● **AIM**: Repeat every line below exactly as it reads.

Some records
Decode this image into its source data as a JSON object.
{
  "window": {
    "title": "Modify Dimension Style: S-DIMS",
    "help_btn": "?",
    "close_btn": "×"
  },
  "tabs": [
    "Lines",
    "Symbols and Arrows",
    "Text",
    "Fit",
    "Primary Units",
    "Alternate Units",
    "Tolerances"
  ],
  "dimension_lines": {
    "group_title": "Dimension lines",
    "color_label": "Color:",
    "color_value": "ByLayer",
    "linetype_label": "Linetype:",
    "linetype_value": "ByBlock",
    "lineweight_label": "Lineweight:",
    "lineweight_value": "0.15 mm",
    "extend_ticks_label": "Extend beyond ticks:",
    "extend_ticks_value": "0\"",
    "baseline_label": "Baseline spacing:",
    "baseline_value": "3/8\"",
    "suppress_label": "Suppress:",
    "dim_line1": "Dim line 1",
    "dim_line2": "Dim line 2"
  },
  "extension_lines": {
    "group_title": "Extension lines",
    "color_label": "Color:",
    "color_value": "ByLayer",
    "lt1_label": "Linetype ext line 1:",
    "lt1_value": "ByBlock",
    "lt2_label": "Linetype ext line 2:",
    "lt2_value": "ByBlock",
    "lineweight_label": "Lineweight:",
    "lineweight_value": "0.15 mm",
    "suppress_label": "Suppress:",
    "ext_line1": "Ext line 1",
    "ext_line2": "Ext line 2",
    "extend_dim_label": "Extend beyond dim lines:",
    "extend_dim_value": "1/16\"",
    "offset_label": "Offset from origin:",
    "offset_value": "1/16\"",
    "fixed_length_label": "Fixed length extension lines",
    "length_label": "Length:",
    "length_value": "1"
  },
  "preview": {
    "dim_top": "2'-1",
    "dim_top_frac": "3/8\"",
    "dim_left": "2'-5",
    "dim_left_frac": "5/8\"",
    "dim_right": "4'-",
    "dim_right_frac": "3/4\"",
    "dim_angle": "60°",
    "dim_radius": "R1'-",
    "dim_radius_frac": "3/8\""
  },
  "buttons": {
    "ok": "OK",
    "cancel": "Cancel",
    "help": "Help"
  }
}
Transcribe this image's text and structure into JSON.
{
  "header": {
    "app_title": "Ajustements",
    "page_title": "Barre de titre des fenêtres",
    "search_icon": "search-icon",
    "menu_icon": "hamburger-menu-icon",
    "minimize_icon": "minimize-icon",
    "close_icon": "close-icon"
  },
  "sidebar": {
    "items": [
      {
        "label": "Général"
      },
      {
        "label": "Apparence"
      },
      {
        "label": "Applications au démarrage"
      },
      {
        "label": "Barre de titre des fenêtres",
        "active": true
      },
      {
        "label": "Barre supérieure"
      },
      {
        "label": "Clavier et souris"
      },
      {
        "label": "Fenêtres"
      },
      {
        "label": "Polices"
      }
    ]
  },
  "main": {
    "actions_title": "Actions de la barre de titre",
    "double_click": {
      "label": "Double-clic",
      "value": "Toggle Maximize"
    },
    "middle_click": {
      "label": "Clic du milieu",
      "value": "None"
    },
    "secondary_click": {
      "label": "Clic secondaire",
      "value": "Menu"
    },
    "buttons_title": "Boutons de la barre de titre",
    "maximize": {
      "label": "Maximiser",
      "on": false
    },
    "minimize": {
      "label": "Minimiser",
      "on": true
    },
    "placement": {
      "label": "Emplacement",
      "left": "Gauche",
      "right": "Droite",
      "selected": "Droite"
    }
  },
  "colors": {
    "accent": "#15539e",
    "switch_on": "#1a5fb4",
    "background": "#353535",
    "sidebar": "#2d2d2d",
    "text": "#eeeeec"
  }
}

● **SOLUTION FOR THIS PROBLEM**:
Decode this image into its source data as a JSON object.
{
  "window": {
    "title": "Modify Dimension Style: S-DIMS",
    "help_btn": "?",
    "close_btn": "×"
  },
  "tabs": [
    "Lines",
    "Symbols and Arrows",
    "Text",
    "Fit",
    "Primary Units",
    "Alternate Units",
    "Tolerances"
  ],
  "dimension_lines": {
    "group_title": "Dimension lines",
    "color_label": "Color:",
    "color_value": "ByLayer",
    "linetype_label": "Linetype:",
    "linetype_value": "ByBlock",
    "lineweight_label": "Lineweight:",
    "lineweight_value": "0.15 mm",
    "extend_ticks_label": "Extend beyond ticks:",
    "extend_ticks_value": "0\"",
    "baseline_label": "Baseline spacing:",
    "baseline_value": "3/8\"",
    "suppress_label": "Suppress:",
    "dim_line1": "Dim line 1",
    "dim_line2": "Dim line 2"
  },
  "extension_lines": {
    "group_title": "Extension lines",
    "color_label": "Color:",
    "color_value": "ByLayer",
    "lt1_label": "Linetype ext line 1:",
    "lt1_value": "ByBlock",
    "lt2_label": "Linetype ext line 2:",
    "lt2_value": "ByBlock",
    "lineweight_label": "Lineweight:",
    "lineweight_value": "0.15 mm",
    "suppress_label": "Suppress:",
    "ext_line1": "Ext line 1",
    "ext_line2": "Ext line 2",
    "extend_dim_label": "Extend beyond dim lines:",
    "extend_dim_value": "1/16\"",
    "offset_label": "Offset from origin:",
    "offset_value": "1/16\"",
    "fixed_length_label": "Fixed length extension lines",
    "length_label": "Length:",
    "length_value": "1"
  },
  "preview": {
    "dim_top": "2'-1",
    "dim_top_frac": "3/8\"",
    "dim_left": "2'-5",
    "dim_left_frac": "5/8\"",
    "dim_right": "4'-",
    "dim_right_frac": "3/4\"",
    "dim_angle": "60°",
    "dim_radius": "R1'-",
    "dim_radius_frac": "3/8\""
  },
  "buttons": {
    "ok": "OK",
    "cancel": "Cancel",
    "help": "Help"
  }
}
Transcribe this image's text and structure into JSON.
{
  "header": {
    "app_title": "Ajustements",
    "page_title": "Barre de titre des fenêtres",
    "search_icon": "search-icon",
    "menu_icon": "hamburger-menu-icon",
    "minimize_icon": "minimize-icon",
    "close_icon": "close-icon"
  },
  "sidebar": {
    "items": [
      {
        "label": "Général"
      },
      {
        "label": "Apparence"
      },
      {
        "label": "Applications au démarrage"
      },
      {
        "label": "Barre de titre des fenêtres",
        "active": true
      },
      {
        "label": "Barre supérieure"
      },
      {
        "label": "Clavier et souris"
      },
      {
        "label": "Fenêtres"
      },
      {
        "label": "Polices"
      }
    ]
  },
  "main": {
    "actions_title": "Actions de la barre de titre",
    "double_click": {
      "label": "Double-clic",
      "value": "Toggle Maximize"
    },
    "middle_click": {
      "label": "Clic du milieu",
      "value": "None"
    },
    "secondary_click": {
      "label": "Clic secondaire",
      "value": "Menu"
    },
    "buttons_title": "Boutons de la barre de titre",
    "maximize": {
      "label": "Maximiser",
      "on": false
    },
    "minimize": {
      "label": "Minimiser",
      "on": true
    },
    "placement": {
      "label": "Emplacement",
      "left": "Gauche",
      "right": "Droite",
      "selected": "Droite"
    }
  },
  "colors": {
    "accent": "#15539e",
    "switch_on": "#1a5fb4",
    "background": "#353535",
    "sidebar": "#2d2d2d",
    "text": "#eeeeec"
  }
}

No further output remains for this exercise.